**Requirements:** Identify all lines in the listing that include the word "cada", and copy them out.

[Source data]
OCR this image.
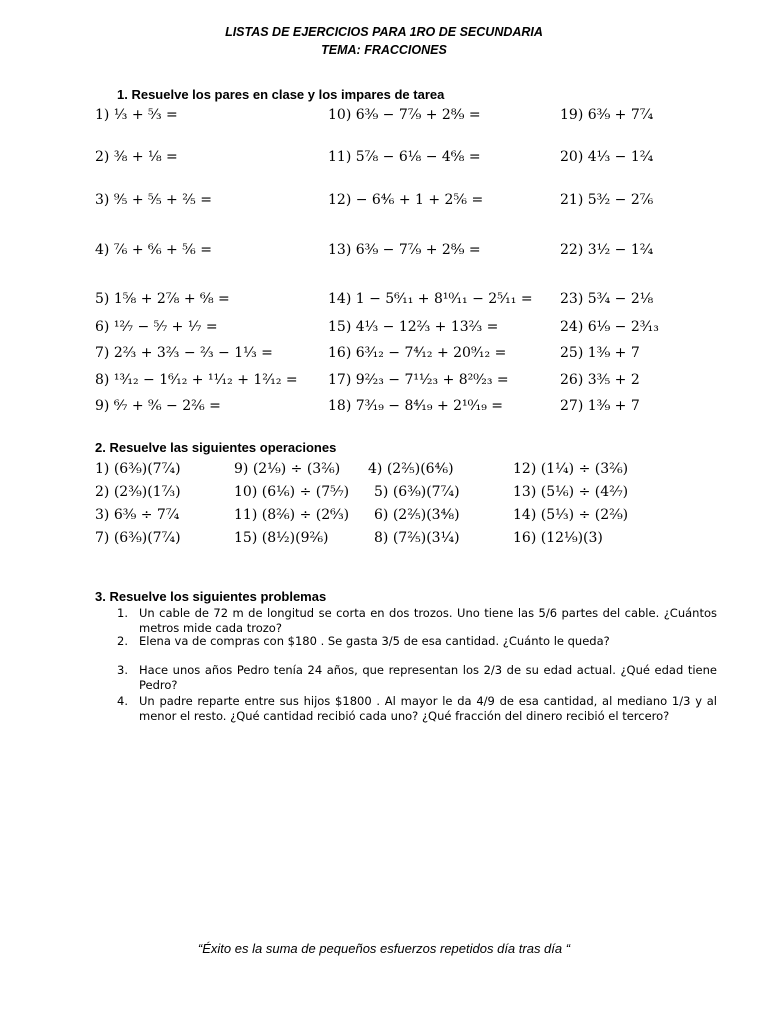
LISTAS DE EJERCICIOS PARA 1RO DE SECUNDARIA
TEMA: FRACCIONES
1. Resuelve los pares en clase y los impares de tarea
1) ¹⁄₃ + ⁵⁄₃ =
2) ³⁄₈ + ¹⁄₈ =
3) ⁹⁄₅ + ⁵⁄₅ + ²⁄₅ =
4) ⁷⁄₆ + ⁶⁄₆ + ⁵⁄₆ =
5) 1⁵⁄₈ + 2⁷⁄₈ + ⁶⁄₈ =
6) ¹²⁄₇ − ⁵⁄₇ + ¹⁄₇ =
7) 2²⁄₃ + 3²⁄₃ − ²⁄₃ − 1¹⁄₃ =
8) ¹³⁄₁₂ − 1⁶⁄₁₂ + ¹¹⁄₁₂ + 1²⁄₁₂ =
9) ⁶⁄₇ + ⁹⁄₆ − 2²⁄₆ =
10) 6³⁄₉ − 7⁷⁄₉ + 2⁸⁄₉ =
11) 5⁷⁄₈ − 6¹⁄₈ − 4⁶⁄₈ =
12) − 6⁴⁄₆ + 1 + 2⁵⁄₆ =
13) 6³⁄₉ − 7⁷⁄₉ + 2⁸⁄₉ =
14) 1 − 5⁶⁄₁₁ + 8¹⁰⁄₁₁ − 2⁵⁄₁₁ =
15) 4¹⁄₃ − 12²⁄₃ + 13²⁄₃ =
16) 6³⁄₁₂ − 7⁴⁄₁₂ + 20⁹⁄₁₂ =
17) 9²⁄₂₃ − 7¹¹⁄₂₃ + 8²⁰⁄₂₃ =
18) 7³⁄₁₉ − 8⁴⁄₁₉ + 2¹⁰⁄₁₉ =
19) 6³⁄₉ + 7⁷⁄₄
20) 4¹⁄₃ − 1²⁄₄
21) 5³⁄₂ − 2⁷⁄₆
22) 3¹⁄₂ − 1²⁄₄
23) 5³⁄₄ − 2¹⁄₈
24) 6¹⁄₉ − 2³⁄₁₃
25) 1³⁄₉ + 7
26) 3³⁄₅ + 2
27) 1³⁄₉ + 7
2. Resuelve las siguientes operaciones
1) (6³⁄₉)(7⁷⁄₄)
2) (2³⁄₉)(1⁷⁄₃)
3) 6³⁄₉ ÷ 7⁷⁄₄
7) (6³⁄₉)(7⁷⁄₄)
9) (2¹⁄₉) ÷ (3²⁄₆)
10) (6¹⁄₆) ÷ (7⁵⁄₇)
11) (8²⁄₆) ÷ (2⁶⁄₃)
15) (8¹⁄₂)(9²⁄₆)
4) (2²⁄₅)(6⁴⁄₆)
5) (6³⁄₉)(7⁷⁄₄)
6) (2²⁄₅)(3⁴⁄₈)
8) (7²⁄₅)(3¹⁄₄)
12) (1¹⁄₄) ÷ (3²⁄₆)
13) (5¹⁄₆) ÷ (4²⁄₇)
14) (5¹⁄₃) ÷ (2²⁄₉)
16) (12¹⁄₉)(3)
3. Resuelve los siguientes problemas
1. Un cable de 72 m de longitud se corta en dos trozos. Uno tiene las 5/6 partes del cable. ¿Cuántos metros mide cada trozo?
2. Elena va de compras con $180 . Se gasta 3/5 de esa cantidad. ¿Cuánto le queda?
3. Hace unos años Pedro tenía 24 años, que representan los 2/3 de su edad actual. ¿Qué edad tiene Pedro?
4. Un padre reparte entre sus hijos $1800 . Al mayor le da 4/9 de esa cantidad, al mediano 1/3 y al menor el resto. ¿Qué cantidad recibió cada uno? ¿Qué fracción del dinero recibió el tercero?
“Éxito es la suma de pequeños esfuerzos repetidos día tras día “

--

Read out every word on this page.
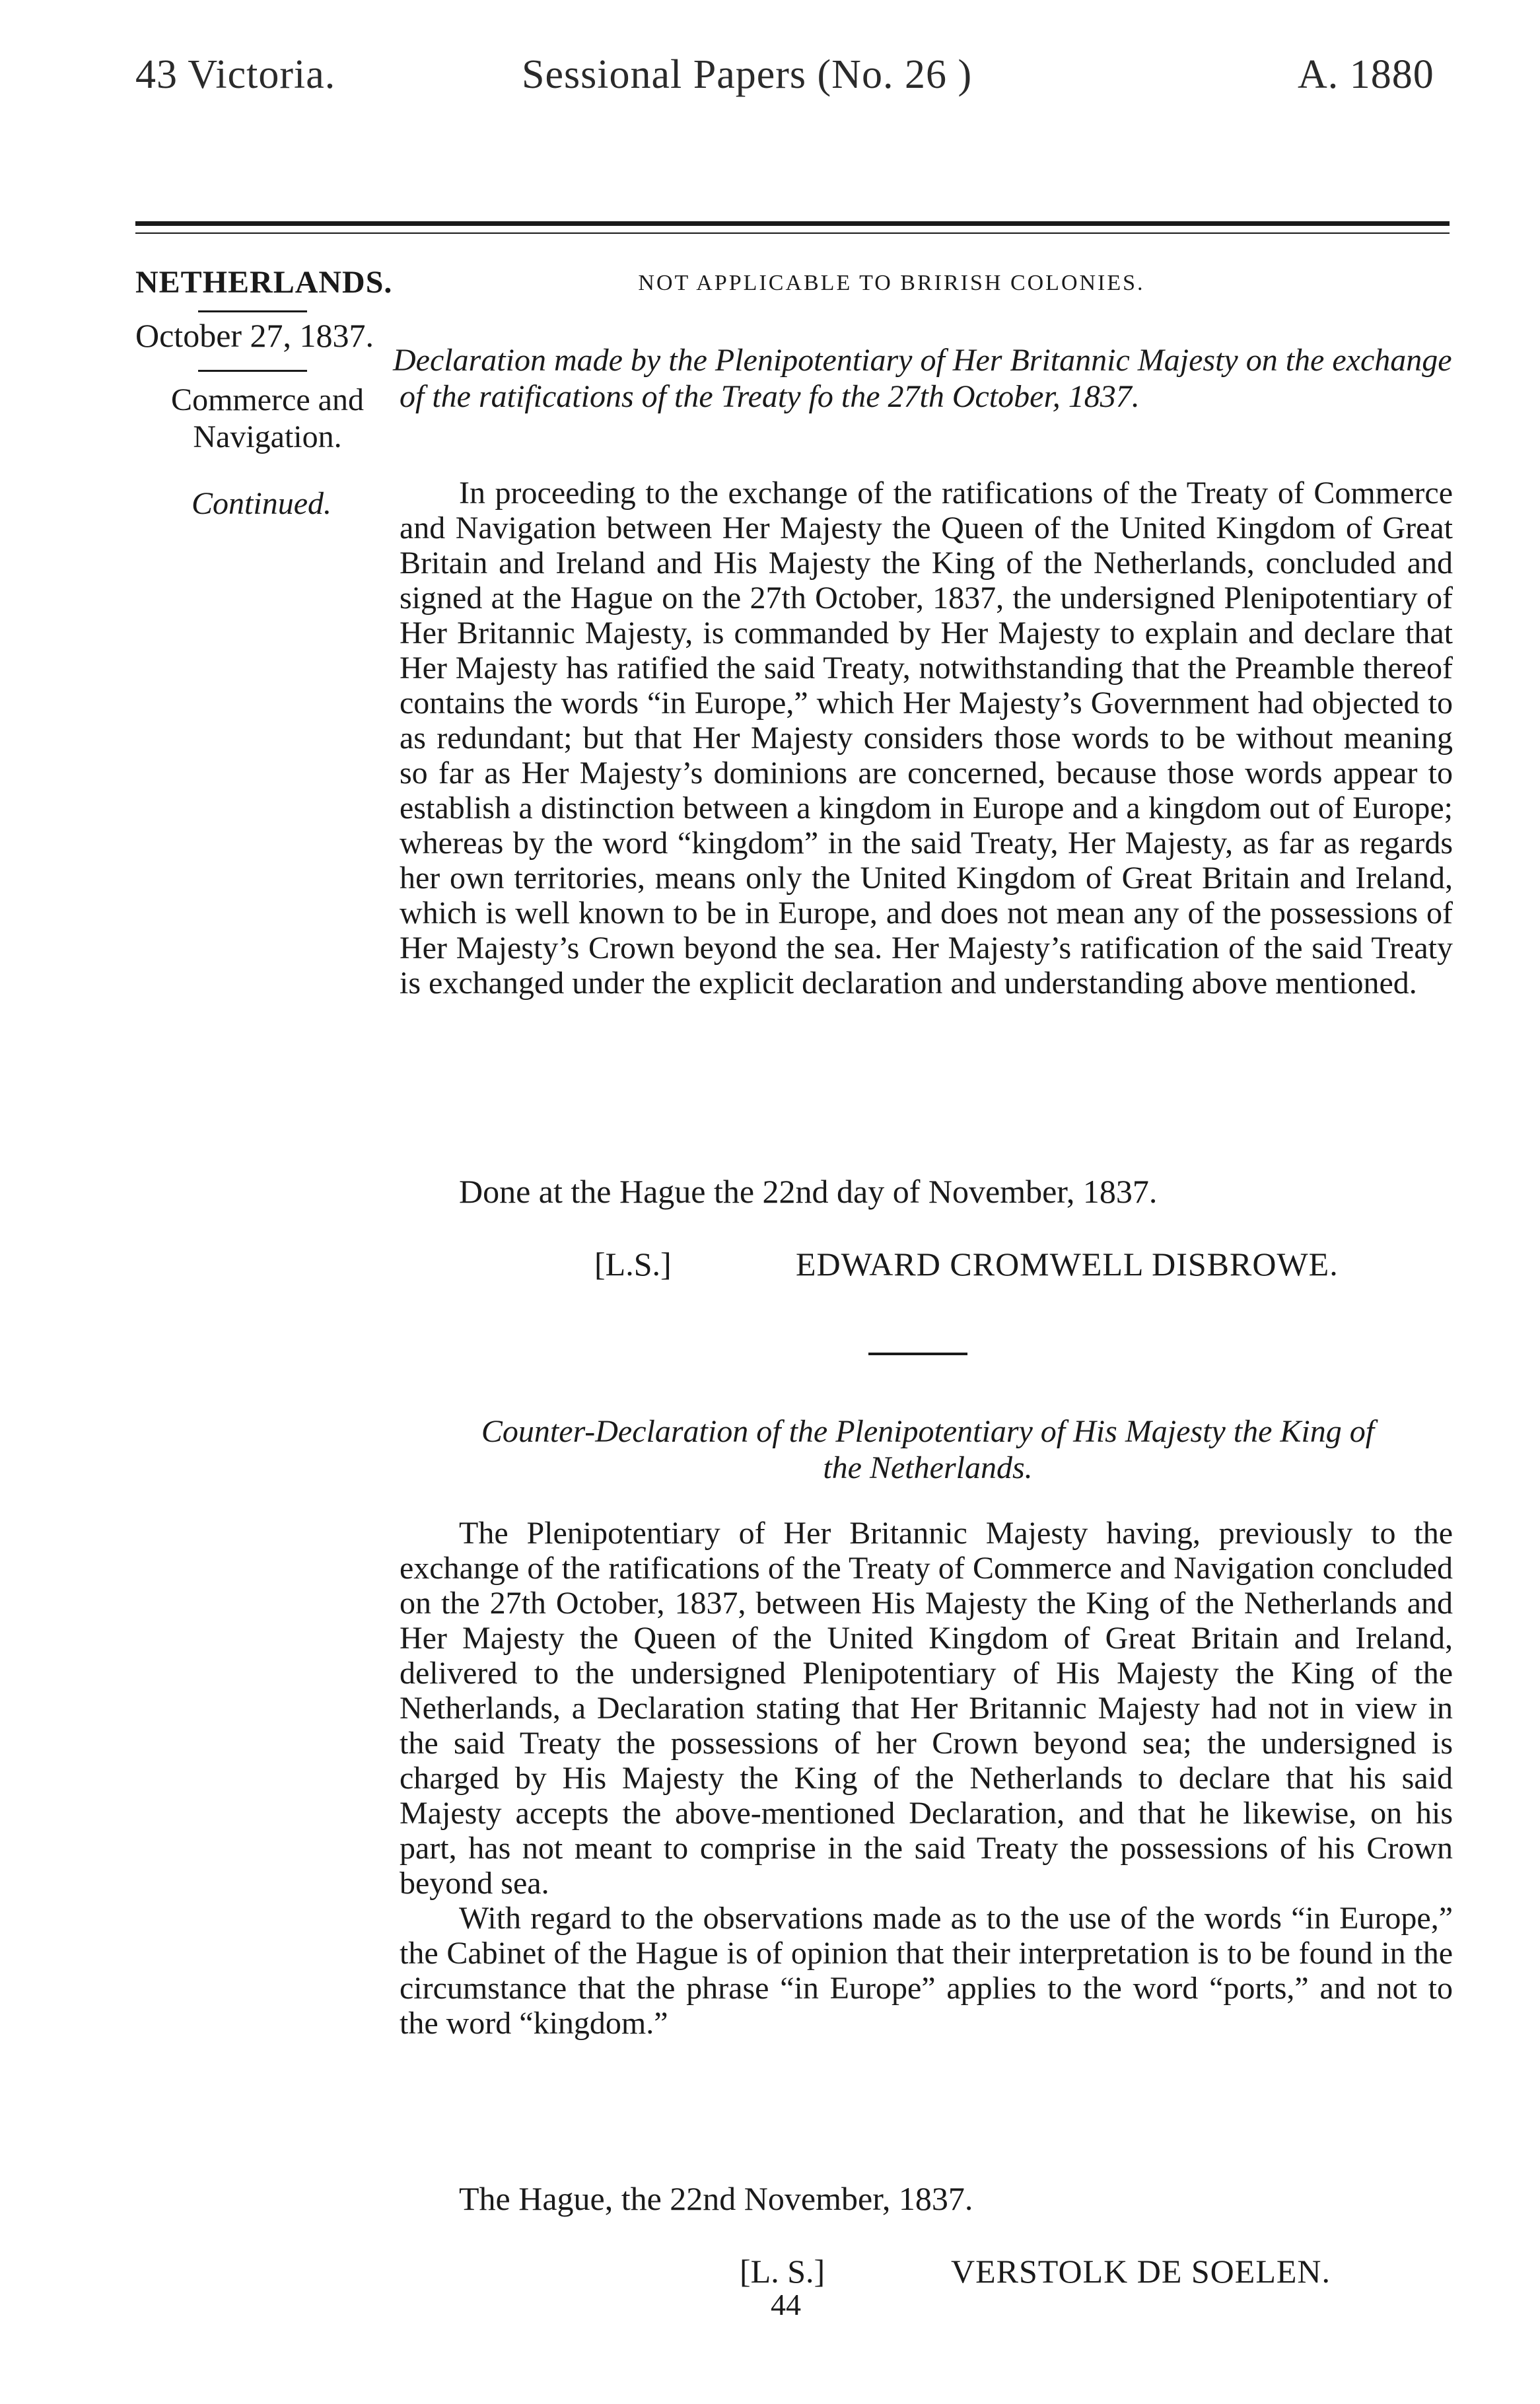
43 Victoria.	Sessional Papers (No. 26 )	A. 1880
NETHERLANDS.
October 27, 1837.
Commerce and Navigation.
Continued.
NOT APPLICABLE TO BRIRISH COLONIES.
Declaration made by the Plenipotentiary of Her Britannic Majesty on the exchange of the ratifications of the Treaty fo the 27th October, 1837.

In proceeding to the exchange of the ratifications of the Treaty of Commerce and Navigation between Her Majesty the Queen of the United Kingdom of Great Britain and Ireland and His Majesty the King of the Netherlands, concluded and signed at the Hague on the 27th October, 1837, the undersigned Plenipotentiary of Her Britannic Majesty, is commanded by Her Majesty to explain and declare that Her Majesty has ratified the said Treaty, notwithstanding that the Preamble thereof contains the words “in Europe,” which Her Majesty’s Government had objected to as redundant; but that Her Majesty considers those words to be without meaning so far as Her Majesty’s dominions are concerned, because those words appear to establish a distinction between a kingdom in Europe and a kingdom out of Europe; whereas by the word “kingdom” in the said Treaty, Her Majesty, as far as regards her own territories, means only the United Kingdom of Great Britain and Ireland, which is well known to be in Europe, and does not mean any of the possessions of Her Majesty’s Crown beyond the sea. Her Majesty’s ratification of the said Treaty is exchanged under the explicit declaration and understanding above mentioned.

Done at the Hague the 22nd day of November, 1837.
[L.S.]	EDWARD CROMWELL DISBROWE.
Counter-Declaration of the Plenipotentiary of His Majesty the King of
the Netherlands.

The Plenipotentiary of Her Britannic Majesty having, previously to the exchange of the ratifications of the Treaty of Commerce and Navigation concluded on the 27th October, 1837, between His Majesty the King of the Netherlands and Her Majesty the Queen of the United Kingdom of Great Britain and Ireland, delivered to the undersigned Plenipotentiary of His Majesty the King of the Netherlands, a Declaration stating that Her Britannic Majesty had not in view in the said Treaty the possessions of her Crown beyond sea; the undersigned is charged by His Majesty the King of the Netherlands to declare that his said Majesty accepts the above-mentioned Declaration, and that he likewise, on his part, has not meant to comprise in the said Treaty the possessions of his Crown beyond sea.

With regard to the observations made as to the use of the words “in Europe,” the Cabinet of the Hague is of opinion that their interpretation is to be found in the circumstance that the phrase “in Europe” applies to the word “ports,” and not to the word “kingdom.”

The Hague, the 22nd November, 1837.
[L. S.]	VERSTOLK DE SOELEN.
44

**Result of the task:**
1. Un cable de 72 m de longitud se corta en dos trozos. Uno tiene las 5/6 partes del cable. ¿Cuántos metros mide cada trozo?
4. Un padre reparte entre sus hijos $1800 . Al mayor le da 4/9 de esa cantidad, al mediano 1/3 y al menor el resto. ¿Qué cantidad recibió cada uno? ¿Qué fracción del dinero recibió el tercero?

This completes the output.